## start
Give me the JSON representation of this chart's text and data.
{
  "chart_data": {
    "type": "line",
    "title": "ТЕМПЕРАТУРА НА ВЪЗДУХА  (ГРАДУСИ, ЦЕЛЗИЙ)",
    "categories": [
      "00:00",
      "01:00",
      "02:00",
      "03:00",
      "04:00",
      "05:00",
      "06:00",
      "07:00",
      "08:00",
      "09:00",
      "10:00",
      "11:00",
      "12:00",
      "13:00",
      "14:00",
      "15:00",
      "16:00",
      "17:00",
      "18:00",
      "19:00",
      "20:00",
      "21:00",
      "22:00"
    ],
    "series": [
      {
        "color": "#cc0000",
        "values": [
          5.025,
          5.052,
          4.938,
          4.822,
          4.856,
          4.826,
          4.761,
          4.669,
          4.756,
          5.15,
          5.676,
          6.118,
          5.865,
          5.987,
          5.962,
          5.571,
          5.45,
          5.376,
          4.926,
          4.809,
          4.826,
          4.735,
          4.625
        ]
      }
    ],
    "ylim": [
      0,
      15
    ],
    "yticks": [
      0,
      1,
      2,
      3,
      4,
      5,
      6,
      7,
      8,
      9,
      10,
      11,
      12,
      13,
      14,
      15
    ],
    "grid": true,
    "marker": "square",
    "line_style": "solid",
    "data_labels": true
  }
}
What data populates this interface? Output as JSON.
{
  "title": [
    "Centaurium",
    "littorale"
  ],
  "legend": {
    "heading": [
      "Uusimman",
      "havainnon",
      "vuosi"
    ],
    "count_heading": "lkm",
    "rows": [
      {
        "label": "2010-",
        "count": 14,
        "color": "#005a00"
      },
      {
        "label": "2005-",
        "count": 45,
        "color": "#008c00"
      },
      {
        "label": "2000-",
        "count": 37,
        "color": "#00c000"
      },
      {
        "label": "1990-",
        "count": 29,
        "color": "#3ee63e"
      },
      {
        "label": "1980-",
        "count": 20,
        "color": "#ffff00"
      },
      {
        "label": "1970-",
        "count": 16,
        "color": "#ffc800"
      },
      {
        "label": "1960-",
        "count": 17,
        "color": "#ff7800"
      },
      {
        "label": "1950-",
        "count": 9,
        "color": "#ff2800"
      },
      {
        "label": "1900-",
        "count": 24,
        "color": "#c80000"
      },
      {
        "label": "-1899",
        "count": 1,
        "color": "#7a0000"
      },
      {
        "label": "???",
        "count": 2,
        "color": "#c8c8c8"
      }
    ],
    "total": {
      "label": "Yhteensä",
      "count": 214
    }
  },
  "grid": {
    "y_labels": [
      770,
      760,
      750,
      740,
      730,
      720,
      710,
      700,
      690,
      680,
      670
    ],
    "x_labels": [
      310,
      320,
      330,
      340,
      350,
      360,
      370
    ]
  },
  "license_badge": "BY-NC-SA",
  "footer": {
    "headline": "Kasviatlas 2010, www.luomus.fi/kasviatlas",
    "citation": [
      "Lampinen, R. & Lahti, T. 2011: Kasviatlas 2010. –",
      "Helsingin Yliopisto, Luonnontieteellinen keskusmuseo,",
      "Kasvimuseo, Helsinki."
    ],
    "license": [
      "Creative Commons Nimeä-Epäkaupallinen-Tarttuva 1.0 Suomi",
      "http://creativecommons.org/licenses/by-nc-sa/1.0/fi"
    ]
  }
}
## end
## start
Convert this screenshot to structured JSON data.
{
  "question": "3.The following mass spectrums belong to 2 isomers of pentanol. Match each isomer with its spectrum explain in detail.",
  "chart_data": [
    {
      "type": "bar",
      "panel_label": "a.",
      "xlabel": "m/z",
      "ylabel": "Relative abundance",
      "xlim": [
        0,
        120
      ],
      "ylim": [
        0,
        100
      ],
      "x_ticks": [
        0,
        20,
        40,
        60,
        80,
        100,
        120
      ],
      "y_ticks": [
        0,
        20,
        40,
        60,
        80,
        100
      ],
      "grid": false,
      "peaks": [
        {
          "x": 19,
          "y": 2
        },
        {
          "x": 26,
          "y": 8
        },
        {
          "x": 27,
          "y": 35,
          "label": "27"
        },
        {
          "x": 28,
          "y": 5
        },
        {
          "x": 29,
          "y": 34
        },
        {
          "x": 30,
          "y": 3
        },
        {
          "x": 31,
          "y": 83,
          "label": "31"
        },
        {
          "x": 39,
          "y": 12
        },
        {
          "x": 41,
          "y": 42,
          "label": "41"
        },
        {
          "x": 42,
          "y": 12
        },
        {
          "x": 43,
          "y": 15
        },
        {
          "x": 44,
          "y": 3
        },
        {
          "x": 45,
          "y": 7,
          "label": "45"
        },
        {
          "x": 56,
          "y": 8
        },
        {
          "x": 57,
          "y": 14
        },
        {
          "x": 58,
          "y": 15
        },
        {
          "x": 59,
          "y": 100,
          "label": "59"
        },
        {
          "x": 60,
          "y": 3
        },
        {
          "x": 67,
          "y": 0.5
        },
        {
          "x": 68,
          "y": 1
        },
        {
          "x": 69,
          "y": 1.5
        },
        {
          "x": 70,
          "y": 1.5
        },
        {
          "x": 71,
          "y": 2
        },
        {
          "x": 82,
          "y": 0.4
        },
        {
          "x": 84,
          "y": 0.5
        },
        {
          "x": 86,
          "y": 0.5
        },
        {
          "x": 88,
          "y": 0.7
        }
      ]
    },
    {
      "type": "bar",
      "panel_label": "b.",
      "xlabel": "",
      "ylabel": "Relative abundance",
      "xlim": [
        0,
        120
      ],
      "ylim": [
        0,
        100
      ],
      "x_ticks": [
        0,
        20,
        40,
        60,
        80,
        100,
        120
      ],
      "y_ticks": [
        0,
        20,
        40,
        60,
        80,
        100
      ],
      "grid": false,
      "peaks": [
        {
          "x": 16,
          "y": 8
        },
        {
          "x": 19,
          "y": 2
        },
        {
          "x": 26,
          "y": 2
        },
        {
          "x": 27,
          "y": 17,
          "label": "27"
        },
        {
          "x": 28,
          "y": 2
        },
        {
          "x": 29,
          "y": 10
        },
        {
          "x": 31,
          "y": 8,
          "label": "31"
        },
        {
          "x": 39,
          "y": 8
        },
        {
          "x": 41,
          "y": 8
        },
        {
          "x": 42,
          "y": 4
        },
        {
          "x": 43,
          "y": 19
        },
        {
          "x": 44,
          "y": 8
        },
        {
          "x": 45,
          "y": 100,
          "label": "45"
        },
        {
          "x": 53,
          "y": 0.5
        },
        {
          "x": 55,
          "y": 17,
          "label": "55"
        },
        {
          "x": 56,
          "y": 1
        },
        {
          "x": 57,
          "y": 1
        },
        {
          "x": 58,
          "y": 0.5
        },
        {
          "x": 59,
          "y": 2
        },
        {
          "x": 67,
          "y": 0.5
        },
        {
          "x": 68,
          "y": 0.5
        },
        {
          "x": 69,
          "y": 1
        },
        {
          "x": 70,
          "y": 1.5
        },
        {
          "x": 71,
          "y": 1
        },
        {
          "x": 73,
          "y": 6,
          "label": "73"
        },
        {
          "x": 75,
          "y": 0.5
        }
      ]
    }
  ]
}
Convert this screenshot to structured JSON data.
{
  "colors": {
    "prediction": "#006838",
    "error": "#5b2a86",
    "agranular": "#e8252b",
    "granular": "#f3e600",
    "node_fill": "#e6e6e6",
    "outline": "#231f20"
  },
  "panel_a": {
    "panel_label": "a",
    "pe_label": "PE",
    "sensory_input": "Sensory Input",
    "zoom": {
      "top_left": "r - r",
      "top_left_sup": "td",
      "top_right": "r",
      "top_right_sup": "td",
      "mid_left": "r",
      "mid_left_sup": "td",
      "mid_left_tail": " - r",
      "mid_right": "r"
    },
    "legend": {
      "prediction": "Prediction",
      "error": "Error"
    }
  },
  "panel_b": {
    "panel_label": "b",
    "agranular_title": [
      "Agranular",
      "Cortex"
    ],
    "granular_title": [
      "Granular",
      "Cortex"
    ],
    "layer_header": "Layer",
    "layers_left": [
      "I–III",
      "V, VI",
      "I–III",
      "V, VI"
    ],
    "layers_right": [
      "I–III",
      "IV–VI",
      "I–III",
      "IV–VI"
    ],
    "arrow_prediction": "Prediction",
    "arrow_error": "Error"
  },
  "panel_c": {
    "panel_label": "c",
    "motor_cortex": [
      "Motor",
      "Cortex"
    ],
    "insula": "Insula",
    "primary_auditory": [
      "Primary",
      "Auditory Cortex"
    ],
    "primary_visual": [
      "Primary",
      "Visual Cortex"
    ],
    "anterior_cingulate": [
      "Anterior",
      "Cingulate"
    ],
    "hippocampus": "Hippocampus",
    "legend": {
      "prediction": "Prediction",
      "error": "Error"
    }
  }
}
## end
• _WHAT IS NEEDED_
Filter out every line that lacks the word "JSON", and copy the rest.

• _THE REPLY_
Give me the JSON representation of this chart's text and data.
What data populates this interface? Output as JSON.
Convert this screenshot to structured JSON data.
Convert this screenshot to structured JSON data.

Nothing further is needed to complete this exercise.